* STATED GOAL
Work through the data below and give the number of lines holding "Trèfles", nothing more.

* DATA ROWS
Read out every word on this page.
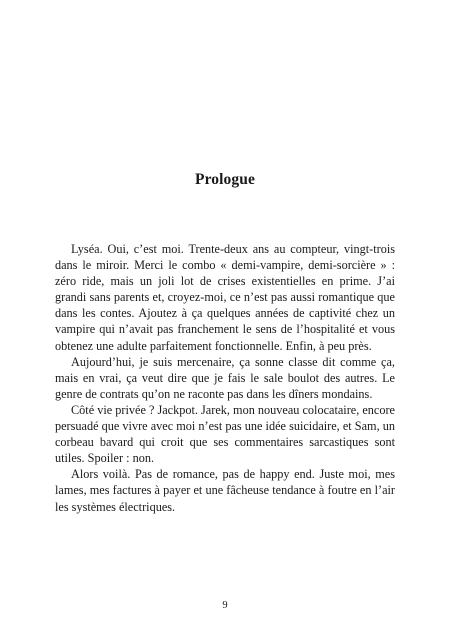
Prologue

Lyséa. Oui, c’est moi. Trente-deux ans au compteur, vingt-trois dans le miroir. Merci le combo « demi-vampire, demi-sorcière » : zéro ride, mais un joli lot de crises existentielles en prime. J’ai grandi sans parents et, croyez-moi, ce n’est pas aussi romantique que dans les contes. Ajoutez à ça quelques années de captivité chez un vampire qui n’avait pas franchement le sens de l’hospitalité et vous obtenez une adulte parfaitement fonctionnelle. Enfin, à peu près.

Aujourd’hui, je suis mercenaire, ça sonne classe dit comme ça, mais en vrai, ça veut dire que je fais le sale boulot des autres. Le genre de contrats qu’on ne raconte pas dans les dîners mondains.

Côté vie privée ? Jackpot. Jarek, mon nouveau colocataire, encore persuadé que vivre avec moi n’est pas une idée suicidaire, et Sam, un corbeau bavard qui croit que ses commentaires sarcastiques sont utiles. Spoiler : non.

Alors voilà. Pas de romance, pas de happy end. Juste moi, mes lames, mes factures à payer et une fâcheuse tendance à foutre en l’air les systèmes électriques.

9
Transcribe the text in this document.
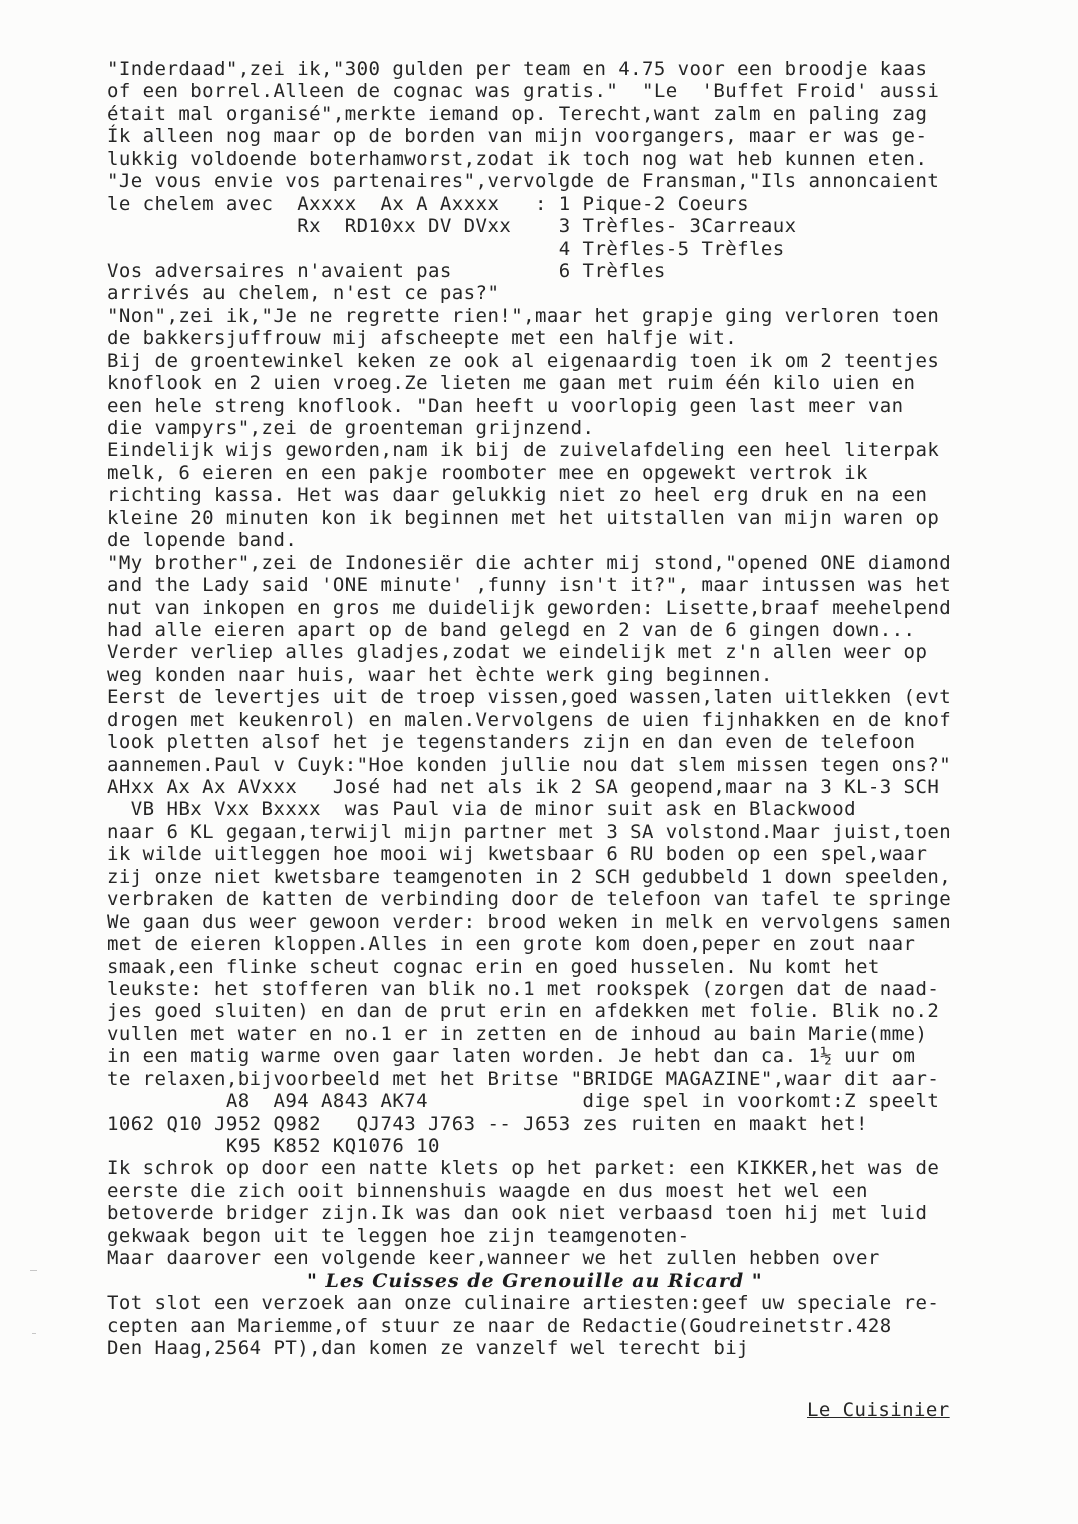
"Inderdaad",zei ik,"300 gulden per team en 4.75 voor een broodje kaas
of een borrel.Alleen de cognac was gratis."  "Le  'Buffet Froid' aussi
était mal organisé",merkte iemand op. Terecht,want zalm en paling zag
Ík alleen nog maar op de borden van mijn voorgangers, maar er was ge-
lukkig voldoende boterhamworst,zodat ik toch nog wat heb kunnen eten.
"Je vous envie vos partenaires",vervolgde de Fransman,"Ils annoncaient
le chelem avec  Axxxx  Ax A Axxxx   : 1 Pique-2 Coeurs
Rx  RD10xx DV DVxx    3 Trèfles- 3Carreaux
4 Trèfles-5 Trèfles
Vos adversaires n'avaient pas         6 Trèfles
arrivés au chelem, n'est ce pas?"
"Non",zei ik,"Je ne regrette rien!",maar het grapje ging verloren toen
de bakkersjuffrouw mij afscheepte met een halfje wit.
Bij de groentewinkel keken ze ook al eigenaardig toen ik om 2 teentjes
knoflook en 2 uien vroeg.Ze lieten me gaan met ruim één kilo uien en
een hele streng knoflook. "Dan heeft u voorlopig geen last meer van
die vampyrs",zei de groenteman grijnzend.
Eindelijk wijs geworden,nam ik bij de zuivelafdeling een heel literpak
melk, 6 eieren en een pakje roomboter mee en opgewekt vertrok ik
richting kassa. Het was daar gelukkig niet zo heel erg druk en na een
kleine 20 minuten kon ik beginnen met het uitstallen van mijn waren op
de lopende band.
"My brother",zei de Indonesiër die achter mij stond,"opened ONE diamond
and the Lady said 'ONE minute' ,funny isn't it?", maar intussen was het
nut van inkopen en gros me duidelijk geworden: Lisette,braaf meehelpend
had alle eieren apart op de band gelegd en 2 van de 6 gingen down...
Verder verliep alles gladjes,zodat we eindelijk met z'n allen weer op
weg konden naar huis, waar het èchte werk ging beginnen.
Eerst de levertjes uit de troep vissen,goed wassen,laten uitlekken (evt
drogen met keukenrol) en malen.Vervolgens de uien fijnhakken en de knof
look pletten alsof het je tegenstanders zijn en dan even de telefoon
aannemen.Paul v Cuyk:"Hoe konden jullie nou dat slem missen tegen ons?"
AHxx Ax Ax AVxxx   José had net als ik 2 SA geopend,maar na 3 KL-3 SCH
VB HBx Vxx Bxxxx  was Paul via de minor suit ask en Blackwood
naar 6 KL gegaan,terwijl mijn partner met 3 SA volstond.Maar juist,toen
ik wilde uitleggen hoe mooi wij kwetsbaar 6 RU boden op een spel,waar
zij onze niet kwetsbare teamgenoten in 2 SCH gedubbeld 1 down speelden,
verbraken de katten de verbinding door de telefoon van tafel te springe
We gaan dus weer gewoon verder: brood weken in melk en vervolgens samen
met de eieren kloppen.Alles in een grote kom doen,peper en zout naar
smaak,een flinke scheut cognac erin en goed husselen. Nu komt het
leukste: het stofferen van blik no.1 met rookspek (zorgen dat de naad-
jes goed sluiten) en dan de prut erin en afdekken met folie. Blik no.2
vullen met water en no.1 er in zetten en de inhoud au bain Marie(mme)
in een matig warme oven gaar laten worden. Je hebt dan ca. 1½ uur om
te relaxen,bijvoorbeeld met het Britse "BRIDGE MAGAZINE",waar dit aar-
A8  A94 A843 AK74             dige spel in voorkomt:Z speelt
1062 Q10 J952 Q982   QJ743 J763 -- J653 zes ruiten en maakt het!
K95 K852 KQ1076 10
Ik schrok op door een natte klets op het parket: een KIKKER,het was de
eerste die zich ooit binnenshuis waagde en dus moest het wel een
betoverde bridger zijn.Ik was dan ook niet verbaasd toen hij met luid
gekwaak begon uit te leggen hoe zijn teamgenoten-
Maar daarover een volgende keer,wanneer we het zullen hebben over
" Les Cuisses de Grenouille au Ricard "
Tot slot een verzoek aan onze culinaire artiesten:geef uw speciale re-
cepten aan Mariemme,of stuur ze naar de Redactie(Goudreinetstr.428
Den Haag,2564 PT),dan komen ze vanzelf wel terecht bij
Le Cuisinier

* * *

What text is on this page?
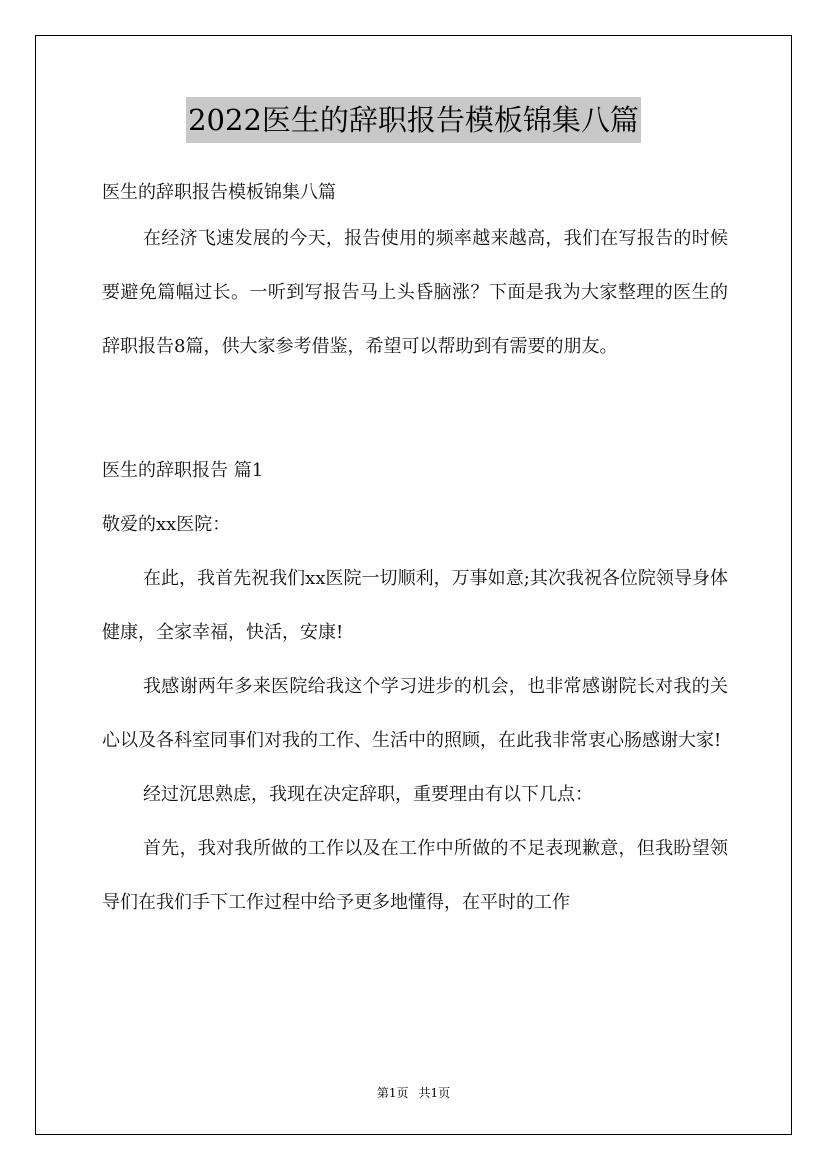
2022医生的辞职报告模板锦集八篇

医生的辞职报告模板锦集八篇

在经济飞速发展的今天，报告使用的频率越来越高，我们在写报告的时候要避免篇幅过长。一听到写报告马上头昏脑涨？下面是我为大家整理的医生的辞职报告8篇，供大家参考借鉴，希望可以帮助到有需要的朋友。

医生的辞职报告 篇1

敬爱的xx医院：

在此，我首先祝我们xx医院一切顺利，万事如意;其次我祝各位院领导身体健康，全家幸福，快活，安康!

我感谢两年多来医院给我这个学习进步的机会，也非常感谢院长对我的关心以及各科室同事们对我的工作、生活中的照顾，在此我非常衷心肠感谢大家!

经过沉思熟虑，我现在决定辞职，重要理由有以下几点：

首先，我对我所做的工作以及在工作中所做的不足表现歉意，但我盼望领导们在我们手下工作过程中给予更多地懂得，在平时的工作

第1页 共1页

* RESPONSE
3